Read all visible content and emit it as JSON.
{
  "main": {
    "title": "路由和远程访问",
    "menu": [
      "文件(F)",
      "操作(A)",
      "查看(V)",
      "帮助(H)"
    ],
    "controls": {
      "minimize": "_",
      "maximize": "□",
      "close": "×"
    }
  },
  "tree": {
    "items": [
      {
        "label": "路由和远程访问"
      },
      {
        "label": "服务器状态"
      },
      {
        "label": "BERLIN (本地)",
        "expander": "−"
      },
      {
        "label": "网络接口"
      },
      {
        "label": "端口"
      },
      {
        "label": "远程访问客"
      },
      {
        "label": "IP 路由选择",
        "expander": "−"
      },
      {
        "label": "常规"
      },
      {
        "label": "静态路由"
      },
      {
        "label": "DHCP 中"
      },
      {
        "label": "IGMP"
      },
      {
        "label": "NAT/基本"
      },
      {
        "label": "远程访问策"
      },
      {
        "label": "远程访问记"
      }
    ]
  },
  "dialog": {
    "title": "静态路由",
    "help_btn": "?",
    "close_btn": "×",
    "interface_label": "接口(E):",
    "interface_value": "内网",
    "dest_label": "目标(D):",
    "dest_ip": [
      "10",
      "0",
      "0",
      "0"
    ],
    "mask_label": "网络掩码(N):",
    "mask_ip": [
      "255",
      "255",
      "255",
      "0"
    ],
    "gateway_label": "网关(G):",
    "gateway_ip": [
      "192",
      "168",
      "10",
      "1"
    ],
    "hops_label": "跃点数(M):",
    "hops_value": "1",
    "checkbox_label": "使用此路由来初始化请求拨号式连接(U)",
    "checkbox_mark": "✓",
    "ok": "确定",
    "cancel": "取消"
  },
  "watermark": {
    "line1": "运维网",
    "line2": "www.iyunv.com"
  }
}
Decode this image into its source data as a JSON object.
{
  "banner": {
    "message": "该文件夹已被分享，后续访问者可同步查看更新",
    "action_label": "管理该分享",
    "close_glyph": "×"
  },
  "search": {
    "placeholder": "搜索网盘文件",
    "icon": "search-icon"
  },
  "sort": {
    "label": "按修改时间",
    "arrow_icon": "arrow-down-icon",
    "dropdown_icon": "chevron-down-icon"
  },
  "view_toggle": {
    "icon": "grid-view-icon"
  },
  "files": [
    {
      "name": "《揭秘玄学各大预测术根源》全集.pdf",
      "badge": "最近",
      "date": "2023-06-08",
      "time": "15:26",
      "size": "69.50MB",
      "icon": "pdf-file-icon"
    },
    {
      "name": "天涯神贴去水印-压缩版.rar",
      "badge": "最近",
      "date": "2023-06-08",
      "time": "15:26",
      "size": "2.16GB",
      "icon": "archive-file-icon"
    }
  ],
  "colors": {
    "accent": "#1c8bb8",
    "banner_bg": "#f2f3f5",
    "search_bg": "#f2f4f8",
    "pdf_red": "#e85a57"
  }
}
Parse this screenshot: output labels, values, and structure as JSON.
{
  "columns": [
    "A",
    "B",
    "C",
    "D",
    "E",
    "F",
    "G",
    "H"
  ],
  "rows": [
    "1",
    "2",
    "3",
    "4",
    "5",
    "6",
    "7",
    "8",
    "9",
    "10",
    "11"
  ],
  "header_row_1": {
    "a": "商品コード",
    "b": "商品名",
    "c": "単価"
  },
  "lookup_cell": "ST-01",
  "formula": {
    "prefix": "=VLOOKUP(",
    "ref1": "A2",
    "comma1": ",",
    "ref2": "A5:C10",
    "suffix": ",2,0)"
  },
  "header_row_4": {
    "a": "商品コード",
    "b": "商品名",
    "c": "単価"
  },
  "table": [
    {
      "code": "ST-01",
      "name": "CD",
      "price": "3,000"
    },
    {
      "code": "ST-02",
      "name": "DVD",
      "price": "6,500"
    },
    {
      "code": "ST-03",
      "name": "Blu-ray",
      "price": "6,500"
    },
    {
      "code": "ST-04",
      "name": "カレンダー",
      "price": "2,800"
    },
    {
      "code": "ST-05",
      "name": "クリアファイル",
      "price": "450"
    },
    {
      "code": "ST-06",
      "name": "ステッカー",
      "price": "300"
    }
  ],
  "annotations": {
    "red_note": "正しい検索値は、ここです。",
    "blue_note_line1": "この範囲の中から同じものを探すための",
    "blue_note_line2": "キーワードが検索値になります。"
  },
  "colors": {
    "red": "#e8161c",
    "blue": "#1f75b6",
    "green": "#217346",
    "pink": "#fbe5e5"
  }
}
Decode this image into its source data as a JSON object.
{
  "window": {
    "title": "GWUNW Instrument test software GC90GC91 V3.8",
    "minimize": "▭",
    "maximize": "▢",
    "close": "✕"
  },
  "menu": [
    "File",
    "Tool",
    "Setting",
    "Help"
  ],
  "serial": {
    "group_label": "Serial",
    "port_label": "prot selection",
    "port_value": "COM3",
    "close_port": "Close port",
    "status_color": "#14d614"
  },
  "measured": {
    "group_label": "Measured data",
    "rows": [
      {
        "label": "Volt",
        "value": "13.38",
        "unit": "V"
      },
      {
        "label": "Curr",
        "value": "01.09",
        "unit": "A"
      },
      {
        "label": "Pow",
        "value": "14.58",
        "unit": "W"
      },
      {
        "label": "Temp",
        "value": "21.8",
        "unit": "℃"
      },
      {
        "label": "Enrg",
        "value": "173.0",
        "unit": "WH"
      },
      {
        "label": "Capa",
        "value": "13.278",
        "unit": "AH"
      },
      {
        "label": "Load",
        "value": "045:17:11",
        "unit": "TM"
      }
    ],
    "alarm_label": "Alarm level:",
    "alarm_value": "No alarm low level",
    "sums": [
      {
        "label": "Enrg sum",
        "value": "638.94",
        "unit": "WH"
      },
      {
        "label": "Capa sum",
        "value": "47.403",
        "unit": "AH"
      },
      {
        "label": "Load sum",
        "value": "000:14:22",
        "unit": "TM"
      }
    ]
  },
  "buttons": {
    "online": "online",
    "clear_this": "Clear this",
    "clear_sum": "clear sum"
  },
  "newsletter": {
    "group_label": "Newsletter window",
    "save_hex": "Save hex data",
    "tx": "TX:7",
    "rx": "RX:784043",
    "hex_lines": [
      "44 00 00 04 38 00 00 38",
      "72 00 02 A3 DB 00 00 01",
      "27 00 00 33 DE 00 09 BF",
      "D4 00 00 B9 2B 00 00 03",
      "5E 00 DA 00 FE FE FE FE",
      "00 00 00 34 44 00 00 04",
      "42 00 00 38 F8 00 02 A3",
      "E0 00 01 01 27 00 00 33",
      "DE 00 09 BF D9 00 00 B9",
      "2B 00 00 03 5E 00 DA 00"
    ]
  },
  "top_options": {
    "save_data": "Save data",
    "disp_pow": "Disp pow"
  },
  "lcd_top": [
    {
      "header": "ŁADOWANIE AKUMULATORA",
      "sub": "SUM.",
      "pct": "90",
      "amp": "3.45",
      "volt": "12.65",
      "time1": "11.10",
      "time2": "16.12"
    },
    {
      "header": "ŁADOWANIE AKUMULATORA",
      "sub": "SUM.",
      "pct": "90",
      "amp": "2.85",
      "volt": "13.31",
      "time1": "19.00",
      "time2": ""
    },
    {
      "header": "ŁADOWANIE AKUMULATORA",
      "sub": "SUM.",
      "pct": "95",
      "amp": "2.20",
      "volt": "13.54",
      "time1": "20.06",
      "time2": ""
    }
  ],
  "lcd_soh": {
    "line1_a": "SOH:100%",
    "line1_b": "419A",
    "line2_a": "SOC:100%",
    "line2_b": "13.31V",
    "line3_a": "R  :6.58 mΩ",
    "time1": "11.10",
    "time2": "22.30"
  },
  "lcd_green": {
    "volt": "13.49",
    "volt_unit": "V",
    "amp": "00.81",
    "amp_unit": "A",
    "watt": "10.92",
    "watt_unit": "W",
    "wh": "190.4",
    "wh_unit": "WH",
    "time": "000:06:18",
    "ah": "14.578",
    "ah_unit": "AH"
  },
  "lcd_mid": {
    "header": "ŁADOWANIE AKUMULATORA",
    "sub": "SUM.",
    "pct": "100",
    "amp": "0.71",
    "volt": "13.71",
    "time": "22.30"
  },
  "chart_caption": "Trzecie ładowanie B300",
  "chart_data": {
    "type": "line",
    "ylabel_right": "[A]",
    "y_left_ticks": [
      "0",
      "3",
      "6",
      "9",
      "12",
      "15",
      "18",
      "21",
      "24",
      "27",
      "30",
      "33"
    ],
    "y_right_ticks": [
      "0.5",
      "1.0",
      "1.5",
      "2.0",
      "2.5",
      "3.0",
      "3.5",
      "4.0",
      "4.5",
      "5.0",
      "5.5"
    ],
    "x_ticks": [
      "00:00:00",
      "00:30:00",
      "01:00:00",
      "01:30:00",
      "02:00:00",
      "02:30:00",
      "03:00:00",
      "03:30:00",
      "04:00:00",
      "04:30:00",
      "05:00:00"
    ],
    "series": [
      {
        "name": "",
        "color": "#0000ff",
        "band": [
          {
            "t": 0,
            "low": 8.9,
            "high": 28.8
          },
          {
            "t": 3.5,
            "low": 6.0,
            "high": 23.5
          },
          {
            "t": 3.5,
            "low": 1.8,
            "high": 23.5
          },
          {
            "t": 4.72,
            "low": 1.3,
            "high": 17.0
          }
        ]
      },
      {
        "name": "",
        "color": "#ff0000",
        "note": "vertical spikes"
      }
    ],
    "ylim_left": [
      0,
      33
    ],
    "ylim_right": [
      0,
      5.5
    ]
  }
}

TASK DESCRIPTION:
Go through the lines above. Select every one that has the string "level".

FULL SOLUTION:
    "alarm_label": "Alarm level:",
    "alarm_value": "No alarm low level",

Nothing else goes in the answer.